Count how many lines hold the string "JSON". Answer with that number and nothing more.

Structured figure records
--- START ---
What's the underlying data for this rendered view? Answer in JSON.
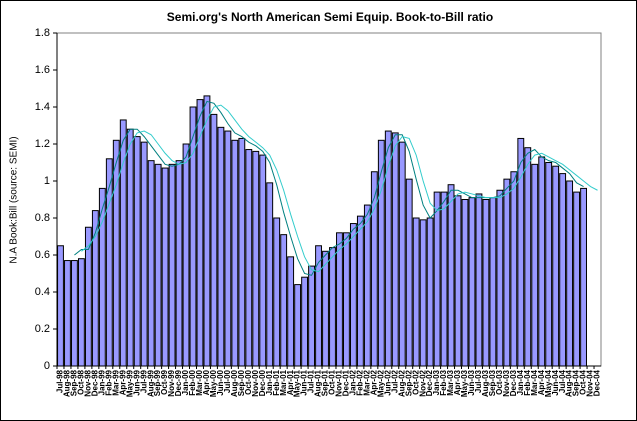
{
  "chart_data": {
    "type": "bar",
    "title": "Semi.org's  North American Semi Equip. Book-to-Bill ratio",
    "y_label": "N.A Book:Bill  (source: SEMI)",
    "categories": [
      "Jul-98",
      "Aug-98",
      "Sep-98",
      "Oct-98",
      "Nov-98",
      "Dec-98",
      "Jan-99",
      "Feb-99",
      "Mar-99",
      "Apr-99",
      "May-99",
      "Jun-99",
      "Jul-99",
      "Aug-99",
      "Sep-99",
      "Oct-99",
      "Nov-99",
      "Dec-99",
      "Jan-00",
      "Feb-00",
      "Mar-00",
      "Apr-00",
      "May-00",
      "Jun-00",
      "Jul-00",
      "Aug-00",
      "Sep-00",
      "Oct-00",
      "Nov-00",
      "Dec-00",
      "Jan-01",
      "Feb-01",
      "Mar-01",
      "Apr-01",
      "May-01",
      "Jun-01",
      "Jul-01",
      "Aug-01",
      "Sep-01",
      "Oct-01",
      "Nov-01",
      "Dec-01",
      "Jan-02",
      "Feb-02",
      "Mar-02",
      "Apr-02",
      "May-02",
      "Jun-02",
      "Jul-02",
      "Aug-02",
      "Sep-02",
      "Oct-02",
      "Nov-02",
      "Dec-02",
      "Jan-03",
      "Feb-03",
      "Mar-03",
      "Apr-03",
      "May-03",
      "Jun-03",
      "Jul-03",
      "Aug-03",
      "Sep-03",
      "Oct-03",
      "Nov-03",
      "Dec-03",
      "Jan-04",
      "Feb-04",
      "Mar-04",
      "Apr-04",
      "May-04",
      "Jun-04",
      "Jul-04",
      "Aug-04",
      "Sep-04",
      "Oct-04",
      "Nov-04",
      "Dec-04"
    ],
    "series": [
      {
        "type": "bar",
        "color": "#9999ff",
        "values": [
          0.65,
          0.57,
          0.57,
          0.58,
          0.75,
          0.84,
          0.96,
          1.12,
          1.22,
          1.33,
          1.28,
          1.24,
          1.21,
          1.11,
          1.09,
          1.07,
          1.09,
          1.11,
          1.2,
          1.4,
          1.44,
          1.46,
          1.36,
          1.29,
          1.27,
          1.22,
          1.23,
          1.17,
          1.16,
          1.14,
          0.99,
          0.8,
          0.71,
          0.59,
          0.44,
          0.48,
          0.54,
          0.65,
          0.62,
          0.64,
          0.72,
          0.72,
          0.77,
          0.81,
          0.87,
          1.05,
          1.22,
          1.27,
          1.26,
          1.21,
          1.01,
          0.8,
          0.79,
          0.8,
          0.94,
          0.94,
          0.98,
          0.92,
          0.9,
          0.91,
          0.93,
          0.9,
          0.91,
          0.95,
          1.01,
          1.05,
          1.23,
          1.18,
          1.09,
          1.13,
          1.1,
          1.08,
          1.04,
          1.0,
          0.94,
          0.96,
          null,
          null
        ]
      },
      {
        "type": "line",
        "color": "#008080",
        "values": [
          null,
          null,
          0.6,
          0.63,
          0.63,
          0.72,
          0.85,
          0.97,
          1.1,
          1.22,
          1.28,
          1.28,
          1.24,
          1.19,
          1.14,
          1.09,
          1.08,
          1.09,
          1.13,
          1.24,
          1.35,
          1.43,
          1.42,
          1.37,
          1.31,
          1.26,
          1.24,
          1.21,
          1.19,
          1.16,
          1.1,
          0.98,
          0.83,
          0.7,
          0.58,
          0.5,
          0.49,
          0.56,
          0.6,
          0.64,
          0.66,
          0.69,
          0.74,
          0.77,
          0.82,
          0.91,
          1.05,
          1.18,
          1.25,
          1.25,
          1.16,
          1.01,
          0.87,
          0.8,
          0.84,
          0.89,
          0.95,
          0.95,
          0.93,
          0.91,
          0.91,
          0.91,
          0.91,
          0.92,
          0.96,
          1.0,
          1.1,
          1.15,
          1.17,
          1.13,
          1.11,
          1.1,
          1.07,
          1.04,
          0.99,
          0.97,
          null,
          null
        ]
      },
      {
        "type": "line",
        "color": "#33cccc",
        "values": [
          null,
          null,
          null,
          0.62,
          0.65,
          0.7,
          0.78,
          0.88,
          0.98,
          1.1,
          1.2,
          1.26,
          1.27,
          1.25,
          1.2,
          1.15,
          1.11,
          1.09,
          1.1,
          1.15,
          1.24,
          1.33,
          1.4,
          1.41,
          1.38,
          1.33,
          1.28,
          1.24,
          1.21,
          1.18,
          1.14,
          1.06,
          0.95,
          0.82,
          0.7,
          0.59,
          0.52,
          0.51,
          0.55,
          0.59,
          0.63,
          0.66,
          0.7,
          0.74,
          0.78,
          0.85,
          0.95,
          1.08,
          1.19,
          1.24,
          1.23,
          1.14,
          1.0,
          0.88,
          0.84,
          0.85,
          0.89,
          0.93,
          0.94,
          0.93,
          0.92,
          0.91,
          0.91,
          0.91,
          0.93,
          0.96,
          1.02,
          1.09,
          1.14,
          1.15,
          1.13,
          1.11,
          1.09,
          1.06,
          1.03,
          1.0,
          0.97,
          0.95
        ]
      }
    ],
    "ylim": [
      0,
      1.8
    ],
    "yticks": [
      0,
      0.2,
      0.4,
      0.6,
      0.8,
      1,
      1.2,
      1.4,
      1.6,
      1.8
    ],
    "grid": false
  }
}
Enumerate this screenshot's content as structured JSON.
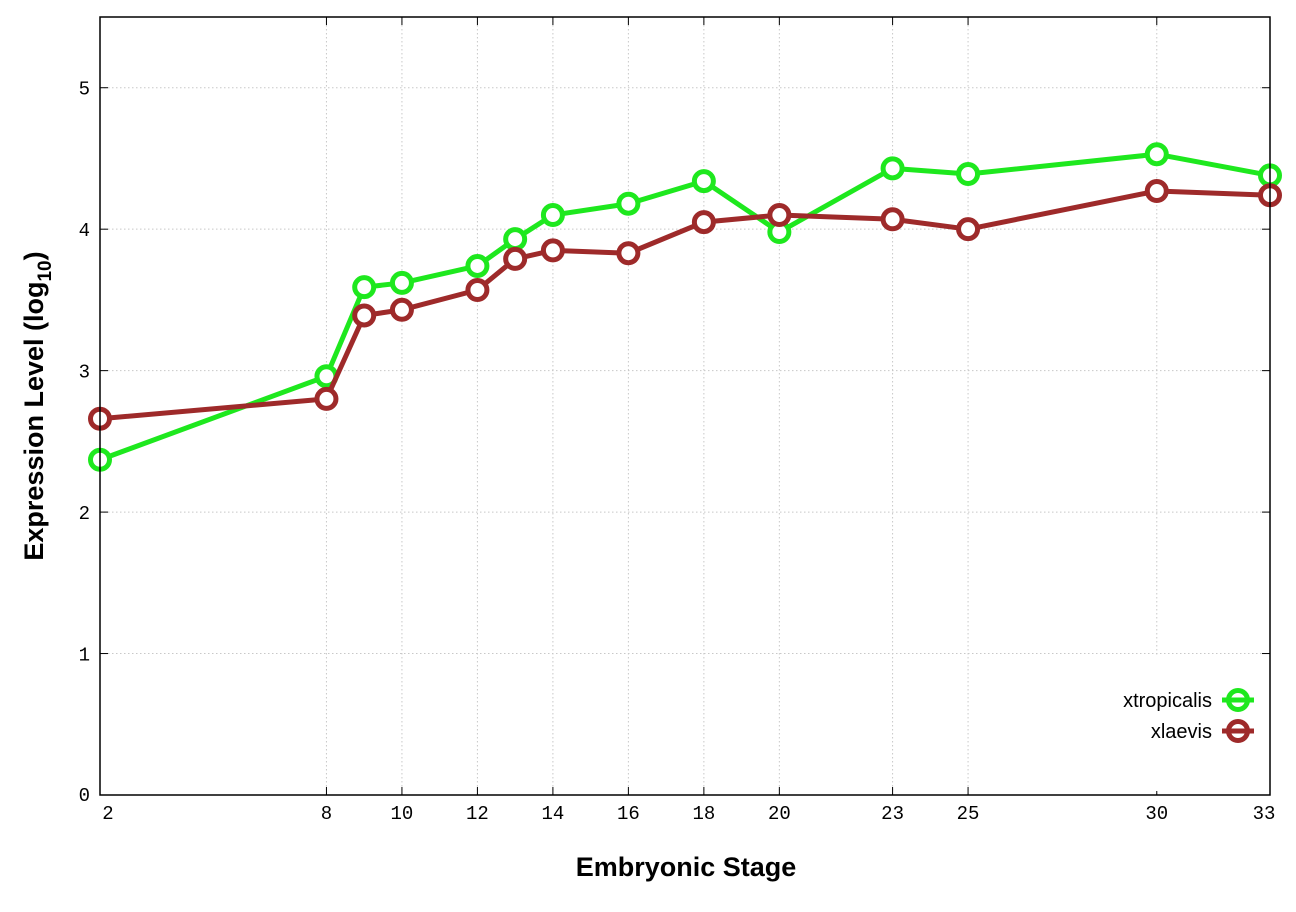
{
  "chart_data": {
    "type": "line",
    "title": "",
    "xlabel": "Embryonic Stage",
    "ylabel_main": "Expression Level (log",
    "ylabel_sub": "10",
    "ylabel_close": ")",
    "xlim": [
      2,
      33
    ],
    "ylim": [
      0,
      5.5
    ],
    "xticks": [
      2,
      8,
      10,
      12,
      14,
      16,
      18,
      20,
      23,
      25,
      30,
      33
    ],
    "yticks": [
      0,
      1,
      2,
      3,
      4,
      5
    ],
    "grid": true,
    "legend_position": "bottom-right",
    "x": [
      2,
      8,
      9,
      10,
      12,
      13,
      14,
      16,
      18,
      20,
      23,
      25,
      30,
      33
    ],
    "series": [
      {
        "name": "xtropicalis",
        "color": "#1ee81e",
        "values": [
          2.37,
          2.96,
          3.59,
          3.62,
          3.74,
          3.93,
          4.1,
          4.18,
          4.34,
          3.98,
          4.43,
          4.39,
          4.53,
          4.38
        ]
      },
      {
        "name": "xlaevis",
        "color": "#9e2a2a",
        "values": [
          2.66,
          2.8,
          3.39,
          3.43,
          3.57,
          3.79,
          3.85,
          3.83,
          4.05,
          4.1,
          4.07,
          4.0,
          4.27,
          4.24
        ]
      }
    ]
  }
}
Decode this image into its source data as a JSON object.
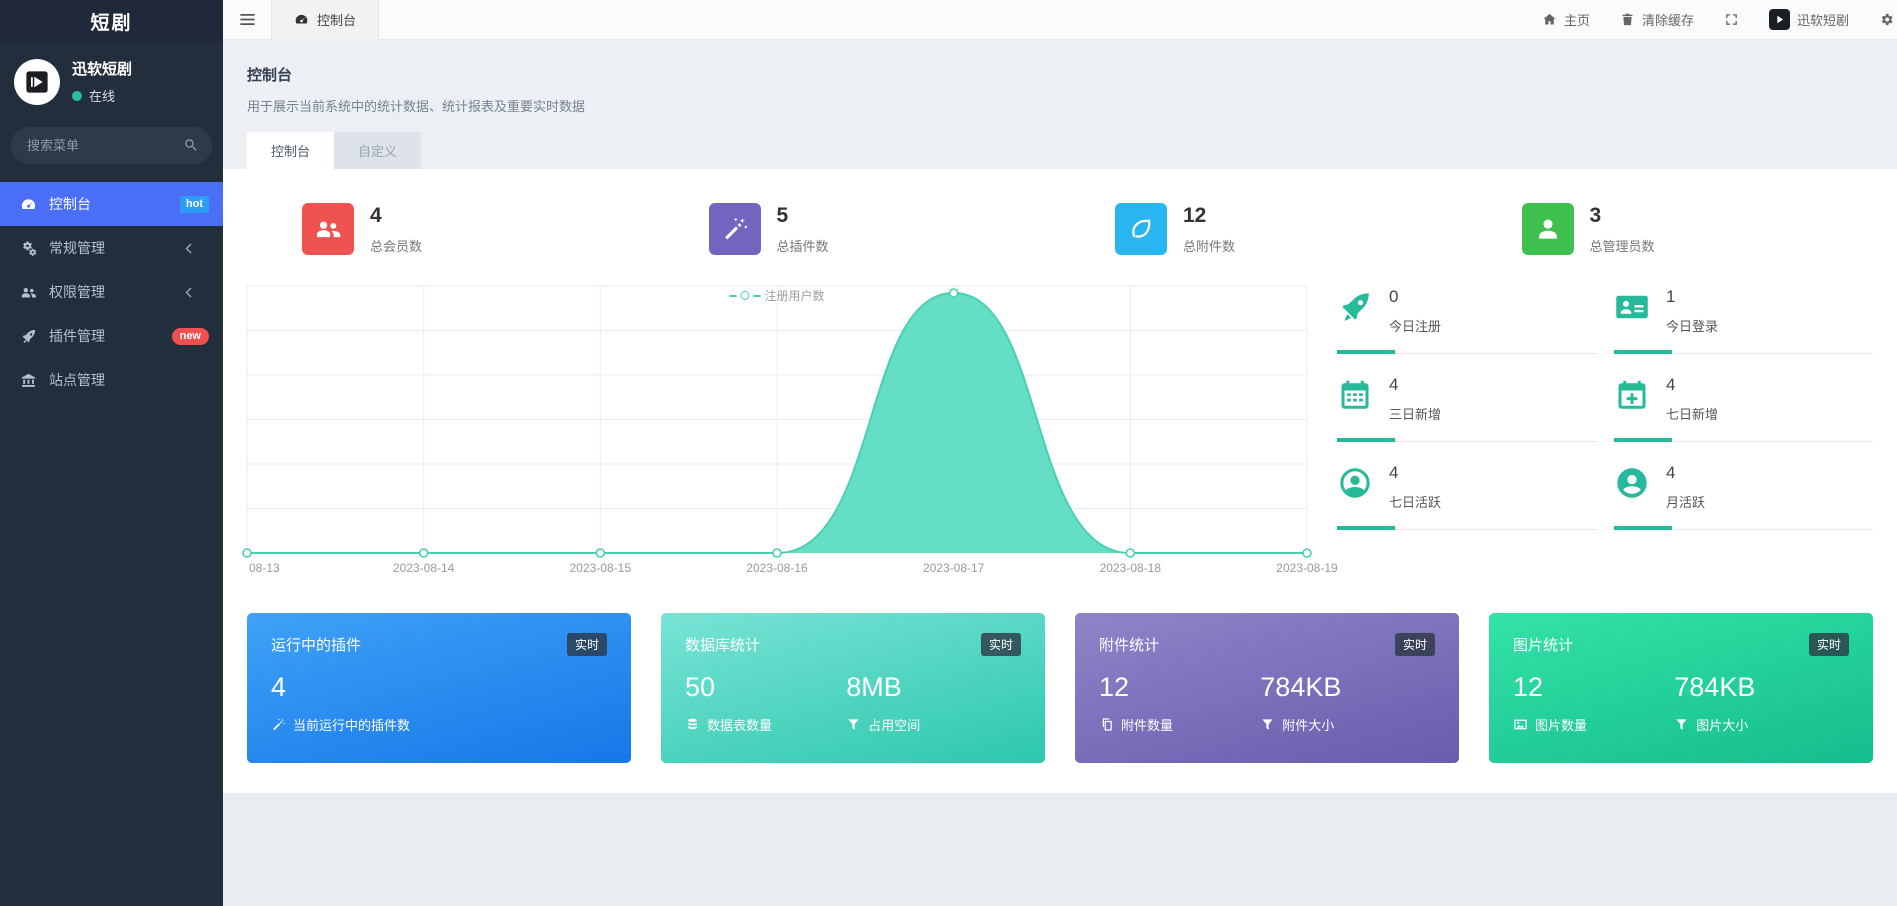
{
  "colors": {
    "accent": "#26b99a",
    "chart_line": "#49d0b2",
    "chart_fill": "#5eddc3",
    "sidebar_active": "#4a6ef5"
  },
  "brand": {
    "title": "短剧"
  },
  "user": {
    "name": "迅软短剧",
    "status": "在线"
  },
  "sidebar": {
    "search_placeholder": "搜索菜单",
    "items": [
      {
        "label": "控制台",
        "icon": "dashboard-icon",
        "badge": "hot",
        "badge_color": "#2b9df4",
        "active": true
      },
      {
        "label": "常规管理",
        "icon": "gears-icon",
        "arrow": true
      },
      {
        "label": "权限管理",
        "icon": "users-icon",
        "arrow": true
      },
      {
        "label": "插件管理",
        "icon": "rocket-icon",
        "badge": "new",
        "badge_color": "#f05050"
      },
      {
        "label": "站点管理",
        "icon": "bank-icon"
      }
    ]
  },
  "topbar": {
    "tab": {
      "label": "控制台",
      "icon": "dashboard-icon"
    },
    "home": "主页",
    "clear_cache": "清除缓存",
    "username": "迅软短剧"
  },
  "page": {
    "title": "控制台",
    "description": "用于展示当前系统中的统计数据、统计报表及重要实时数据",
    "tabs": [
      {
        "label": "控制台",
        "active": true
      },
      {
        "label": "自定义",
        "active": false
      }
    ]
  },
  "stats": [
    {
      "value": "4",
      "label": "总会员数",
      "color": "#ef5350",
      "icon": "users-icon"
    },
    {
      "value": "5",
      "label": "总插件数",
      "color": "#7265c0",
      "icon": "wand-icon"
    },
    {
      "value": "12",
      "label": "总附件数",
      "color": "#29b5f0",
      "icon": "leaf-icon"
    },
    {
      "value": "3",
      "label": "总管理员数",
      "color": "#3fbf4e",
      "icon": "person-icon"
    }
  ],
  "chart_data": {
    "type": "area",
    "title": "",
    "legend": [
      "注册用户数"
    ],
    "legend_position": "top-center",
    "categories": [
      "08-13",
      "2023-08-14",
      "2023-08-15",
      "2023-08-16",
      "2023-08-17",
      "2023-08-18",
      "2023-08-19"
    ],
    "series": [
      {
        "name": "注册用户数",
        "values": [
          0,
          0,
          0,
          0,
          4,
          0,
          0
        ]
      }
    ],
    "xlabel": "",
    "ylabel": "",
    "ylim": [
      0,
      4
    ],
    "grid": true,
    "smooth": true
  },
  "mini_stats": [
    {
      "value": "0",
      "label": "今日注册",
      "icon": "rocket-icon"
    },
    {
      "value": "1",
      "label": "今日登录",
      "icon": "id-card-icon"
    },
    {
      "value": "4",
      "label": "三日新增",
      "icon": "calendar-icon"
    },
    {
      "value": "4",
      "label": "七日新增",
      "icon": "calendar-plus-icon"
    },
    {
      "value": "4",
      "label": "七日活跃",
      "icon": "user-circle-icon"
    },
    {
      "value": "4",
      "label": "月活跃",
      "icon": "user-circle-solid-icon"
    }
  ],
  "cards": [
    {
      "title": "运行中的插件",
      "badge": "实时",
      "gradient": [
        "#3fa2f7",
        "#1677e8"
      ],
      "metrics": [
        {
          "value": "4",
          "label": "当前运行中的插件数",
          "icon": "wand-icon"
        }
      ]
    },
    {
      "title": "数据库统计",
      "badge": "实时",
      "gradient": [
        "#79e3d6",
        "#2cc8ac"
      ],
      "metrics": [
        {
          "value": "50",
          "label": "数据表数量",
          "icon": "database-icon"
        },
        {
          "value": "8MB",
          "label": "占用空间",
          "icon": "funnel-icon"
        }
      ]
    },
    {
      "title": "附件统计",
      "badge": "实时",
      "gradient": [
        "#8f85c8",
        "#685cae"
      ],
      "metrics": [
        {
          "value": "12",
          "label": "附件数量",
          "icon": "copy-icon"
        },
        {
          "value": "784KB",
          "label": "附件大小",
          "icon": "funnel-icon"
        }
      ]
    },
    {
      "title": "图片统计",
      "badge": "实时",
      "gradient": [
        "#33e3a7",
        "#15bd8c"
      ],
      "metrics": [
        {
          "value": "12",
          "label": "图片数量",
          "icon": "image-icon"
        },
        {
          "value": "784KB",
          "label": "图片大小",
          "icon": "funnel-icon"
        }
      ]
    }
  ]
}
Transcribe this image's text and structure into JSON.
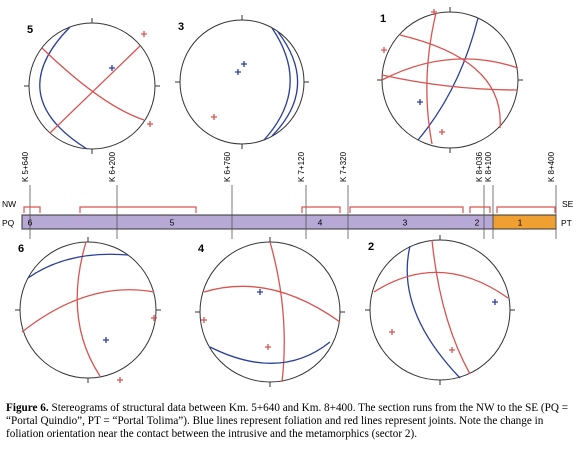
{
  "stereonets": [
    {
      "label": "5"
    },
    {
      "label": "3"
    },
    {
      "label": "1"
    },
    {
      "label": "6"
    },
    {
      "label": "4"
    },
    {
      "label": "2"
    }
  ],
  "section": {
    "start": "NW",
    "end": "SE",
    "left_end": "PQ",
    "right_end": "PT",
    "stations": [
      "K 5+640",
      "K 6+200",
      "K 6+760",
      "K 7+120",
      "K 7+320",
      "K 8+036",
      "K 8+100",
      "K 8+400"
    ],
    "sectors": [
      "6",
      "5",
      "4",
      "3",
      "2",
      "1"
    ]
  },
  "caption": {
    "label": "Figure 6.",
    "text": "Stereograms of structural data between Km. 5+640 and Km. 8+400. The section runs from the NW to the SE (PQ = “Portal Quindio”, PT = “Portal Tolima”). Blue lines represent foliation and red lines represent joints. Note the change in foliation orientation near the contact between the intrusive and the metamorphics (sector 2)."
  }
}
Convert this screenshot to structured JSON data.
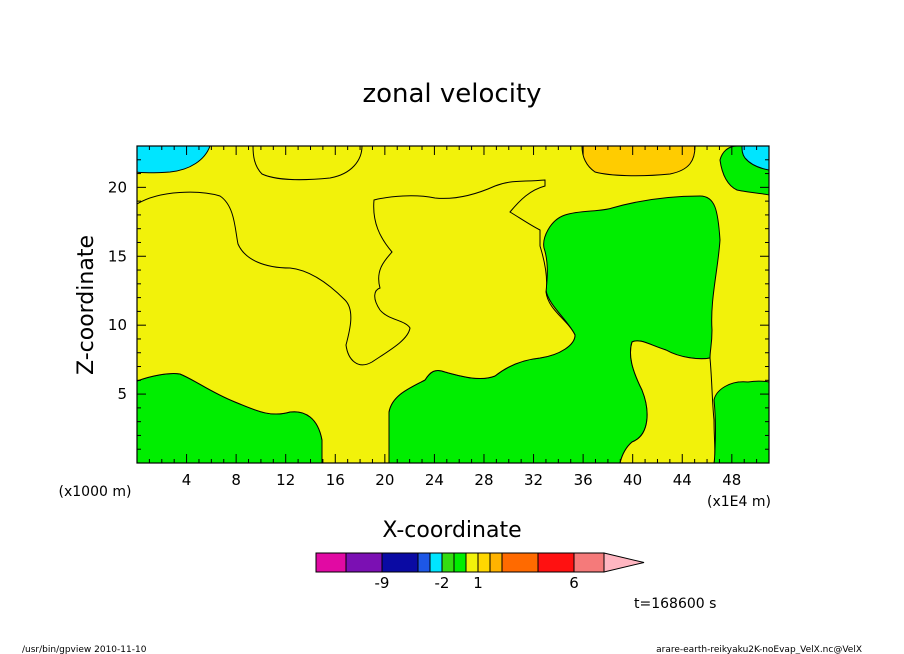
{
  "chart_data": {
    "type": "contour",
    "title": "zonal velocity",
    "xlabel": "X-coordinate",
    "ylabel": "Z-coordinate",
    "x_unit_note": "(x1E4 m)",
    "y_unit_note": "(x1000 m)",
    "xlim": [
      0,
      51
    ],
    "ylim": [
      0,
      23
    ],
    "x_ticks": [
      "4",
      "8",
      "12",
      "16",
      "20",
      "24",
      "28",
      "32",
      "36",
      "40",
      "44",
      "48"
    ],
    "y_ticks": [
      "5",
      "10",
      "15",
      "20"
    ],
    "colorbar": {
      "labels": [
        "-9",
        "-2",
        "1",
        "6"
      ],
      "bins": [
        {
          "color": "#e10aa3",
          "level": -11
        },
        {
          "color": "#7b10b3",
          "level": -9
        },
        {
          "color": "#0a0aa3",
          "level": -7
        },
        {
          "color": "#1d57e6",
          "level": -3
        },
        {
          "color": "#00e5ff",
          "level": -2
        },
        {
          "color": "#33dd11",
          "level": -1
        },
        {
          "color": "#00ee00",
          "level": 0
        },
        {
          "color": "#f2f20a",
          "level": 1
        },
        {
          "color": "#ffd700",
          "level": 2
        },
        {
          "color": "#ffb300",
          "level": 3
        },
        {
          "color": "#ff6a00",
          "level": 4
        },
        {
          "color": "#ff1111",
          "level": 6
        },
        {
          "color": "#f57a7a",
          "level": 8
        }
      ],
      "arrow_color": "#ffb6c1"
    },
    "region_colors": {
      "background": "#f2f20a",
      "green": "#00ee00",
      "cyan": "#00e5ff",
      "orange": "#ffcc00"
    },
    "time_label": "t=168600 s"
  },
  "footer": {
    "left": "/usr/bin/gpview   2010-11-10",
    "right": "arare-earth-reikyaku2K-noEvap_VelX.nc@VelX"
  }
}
--- END ---
[CORRECT RESPONSE]: 5